_Passage_.
In such totalitarian systems, because corporations are 100 % undemocratic, the only concern for the public good will be found with individuals. It is good that people like Stewart or Murrow laud such individuals and try to be them themselves.

The reason however that Stewart and Murrow are so highly praised by everyone in the corporate media and by many among the elites, is not only because what they are doing is obviously praiseworthy to anyone who can think their way out of a paper bag, but also because what they are doing is not challenging the system – only appealing to the people within it to do their best.

The corporate media is teeming with great reporters who quite often report real and thoughtful news, with the common good of the people in mind. These reports are however always in a great minority, always given few resources and never allowed the access or audience they deserve, because they are helpless in the big picture of the corporate system.

This is the reason why the US public hardly heard any voices opposing the second Iraqi war before it was already too late. This is the reason why the US public hardly heard any voices questioning the stability of the financial markets before the crash the fall of 2008. This is the reason why the US public hardly hears any voices in the corporate mass media supporting “single payer health care” – a policy that the majority of the people themselves support, and what almost every other industrialized nation on the planet considers as the best solution.

Stewart and Murrow get easy access and praise in the corporate media because they do not see the obvious truth – That their prophetical and true criticisms of the TV networks do not at all address the underlying reasons for the problems.

Jon Stewart said it perhaps best himself when he mocked Jim Cramer for expecting a CEO to tell him the truth about his company. For this I must now mock Jon Stewart, whom I admire and greatly enjoy watching, for expecting that a corporate network could ever tell the US public the truth about the world.

Contempt for democracy

It is with quite a bit of horror and dread I think back on the Vice Presidential debate between Sarah Palin and Joe Biden.

The shrill voice of Sarah Palin still makes me physically ill, not because of its timbre but because of the words it speaks. She was clearly not engaged on the very important political issues, and did obviously not understand them at all. She was running in a beauty pageant to become the next VP of the US. I have no problem either accepting or understanding this, only a problem with all the people who pretended to take her seriously.

_What needs to be done_. Please continue the essay on corporate media above, picking up right after its final sentence.

_Record set_.
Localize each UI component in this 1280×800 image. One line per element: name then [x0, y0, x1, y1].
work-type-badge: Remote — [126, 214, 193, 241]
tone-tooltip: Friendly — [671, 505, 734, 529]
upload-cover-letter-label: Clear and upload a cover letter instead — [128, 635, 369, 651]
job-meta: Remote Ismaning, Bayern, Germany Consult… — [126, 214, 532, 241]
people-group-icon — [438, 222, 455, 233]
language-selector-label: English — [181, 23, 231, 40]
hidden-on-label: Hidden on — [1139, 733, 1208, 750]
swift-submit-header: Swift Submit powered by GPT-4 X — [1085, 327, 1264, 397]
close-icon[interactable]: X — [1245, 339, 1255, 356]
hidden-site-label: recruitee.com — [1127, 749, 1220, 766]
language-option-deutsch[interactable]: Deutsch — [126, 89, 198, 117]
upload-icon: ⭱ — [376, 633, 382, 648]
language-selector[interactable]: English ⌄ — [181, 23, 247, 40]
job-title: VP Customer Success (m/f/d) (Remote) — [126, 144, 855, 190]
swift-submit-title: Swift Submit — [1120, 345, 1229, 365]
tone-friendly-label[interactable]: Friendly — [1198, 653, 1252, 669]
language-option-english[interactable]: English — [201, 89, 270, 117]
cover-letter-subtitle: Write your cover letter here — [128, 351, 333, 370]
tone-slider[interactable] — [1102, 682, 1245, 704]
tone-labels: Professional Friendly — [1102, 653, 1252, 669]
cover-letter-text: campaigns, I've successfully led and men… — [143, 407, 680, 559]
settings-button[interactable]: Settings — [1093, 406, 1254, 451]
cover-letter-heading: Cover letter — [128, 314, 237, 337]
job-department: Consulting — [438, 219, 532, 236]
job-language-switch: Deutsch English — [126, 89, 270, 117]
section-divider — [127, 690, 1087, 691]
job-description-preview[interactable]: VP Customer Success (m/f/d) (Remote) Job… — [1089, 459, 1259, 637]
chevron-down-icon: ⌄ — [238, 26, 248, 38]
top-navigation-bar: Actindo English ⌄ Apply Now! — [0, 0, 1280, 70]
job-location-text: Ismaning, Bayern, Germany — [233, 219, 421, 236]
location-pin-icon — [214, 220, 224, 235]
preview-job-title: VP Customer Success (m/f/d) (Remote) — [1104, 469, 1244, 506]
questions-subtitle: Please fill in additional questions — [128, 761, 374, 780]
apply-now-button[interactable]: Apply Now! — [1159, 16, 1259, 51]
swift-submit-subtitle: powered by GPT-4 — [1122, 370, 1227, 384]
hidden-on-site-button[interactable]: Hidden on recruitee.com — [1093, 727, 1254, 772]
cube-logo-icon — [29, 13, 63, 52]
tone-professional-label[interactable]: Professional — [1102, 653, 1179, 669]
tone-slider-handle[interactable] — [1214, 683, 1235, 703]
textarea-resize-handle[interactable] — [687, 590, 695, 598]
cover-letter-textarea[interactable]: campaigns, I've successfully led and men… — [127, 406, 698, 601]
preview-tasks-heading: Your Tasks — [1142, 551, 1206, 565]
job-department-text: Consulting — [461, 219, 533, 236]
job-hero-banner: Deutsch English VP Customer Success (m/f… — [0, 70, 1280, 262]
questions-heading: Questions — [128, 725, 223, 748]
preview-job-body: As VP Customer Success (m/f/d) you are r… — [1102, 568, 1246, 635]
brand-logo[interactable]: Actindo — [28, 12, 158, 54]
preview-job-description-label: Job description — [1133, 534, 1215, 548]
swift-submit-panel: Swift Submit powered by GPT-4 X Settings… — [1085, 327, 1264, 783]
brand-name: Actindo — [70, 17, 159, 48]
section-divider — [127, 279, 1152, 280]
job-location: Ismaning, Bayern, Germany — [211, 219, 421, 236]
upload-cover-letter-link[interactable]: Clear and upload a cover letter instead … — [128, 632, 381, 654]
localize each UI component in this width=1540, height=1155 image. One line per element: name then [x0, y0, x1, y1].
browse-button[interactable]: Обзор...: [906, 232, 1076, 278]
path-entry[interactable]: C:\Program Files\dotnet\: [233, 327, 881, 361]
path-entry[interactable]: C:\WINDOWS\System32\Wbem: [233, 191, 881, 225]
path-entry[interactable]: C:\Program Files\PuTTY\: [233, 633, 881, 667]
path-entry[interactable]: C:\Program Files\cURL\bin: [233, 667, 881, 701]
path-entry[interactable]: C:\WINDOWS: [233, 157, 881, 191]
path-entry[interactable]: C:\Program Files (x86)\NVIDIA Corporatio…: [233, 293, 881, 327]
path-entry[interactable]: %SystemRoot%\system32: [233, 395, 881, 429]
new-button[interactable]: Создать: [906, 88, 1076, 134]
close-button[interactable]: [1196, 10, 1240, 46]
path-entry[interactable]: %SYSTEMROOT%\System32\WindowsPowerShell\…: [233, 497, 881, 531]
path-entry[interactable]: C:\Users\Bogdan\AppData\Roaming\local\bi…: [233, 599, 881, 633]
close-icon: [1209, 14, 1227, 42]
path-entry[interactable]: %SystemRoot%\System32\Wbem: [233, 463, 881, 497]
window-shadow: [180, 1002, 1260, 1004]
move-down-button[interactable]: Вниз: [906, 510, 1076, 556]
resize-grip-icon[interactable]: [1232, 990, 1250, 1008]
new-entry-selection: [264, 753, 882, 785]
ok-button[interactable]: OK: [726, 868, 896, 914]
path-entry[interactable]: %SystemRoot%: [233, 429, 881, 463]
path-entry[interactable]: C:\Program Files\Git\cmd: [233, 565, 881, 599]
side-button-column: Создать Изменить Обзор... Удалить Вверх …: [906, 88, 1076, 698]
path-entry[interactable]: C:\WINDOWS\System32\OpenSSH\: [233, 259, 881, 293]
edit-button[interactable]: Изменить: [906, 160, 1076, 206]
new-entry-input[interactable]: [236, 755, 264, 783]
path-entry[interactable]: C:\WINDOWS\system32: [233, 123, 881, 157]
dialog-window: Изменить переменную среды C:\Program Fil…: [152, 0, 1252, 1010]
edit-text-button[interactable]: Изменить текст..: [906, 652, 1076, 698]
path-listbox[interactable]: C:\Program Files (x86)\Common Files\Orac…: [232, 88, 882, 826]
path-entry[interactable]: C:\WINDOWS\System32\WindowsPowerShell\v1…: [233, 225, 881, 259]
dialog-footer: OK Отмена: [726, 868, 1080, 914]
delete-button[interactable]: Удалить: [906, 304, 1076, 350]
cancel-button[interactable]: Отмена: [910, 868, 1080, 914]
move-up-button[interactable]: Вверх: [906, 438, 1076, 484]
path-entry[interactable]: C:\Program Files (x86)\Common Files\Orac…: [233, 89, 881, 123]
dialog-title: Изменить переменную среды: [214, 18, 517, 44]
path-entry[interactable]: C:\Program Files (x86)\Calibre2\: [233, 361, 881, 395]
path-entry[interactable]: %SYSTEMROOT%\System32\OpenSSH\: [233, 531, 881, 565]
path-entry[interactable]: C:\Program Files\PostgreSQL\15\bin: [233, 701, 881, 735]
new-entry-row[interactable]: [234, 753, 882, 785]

_The answer_.
Oddly enough it was not Sarah Palin who made the most outrageous statement the night of the VP debate, that came from Joe Biden. Not only was Biden’s statement outrageous, but it was also so incredibly contemptible that I couldn’t wait to see it make headlines all across the US the following morning.

But what did I find? Nothing. Not a word anywhere. Sure you could read page upon page about how Sarah Palin said she would not answer the questions like the Washington-insiders would like her to, or how she kept winking to the audience, but not the New York Times, HuffingtonPost or even my beloved DemocracyNow mentioned Biden’s disgraceful statement from the evening before, and neither did anyone else I could find.

What was this statement you might ask yourself? Well here it is at 4:28:

Biden criticises President Bush for allowing the Palestinians to hold elections after the death of Arafat. Now this sentence should make every awake journalist in the world stare at the TV in disbelief.

Biden tells us that both he and Obama opposed the elections in Palestine in 2006. Elections which international observers said were free and fair. Elections which were held in a part of the world starved on democracy. Elections held among a group of people, the Arabs, who are generally ruled by vicious dictators, and who desperately yearn for a way to take part in the governing of their own countries.

As outrageous as Biden’s statement was, it is nothing compared to the lack of reporting this issue got around the world after the debate. It really speaks volumes as to how widespread the indoctrination is in the media, and how deep the utter contempt for democracy runs.